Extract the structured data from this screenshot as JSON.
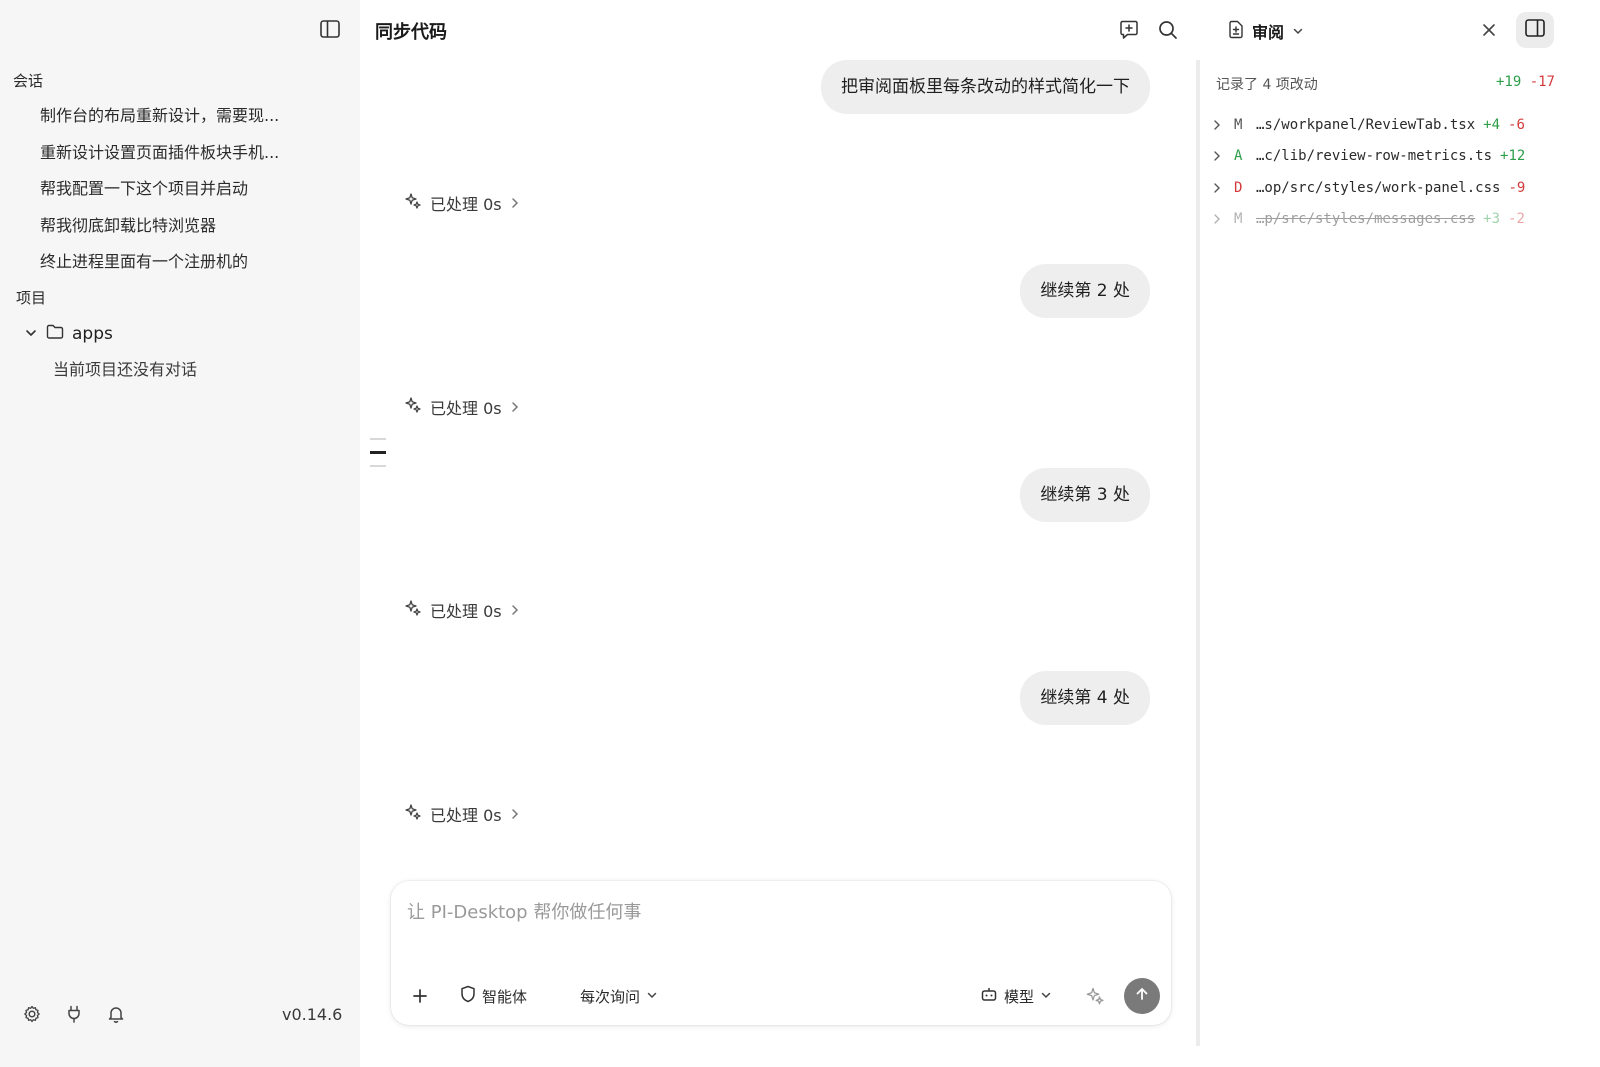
{
  "sidebar": {
    "sessions_label": "会话",
    "sessions": [
      "制作台的布局重新设计，需要现...",
      "重新设计设置页面插件板块手机...",
      "帮我配置一下这个项目并启动",
      "帮我彻底卸载比特浏览器",
      "终止进程里面有一个注册机的"
    ],
    "projects_label": "项目",
    "project_name": "apps",
    "empty_hint": "当前项目还没有对话",
    "version": "v0.14.6"
  },
  "main": {
    "title": "同步代码",
    "messages": [
      {
        "role": "user",
        "text": "把审阅面板里每条改动的样式简化一下"
      },
      {
        "role": "assistant",
        "status": "已处理 0s"
      },
      {
        "role": "user",
        "text": "继续第 2 处"
      },
      {
        "role": "assistant",
        "status": "已处理 0s"
      },
      {
        "role": "user",
        "text": "继续第 3 处"
      },
      {
        "role": "assistant",
        "status": "已处理 0s"
      },
      {
        "role": "user",
        "text": "继续第 4 处"
      },
      {
        "role": "assistant",
        "status": "已处理 0s"
      }
    ],
    "composer": {
      "placeholder": "让 PI-Desktop 帮你做任何事",
      "agent_label": "智能体",
      "approval_label": "每次询问",
      "model_label": "模型"
    }
  },
  "review": {
    "tab_label": "审阅",
    "summary": "记录了 4 项改动",
    "total_add": "+19",
    "total_del": "-17",
    "changes": [
      {
        "status": "M",
        "path": "…s/workpanel/ReviewTab.tsx",
        "add": "+4",
        "del": "-6"
      },
      {
        "status": "A",
        "path": "…c/lib/review-row-metrics.ts",
        "add": "+12",
        "del": ""
      },
      {
        "status": "D",
        "path": "…op/src/styles/work-panel.css",
        "add": "",
        "del": "-9"
      },
      {
        "status": "M",
        "path": "…p/src/styles/messages.css",
        "add": "+3",
        "del": "-2"
      }
    ]
  },
  "colors": {
    "addition": "#2e9e4a",
    "deletion": "#d33b3b",
    "sidebar_bg": "#f6f6f6",
    "bubble_bg": "#eeeeee"
  }
}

+ + + + +

#### Directive:
Search the entries for the word "path" and pick out every line that holds it.

#### Expected output:
        "path": "…s/workpanel/ReviewTab.tsx",
        "path": "…c/lib/review-row-metrics.ts",
        "path": "…op/src/styles/work-panel.css",
        "path": "…p/src/styles/messages.css",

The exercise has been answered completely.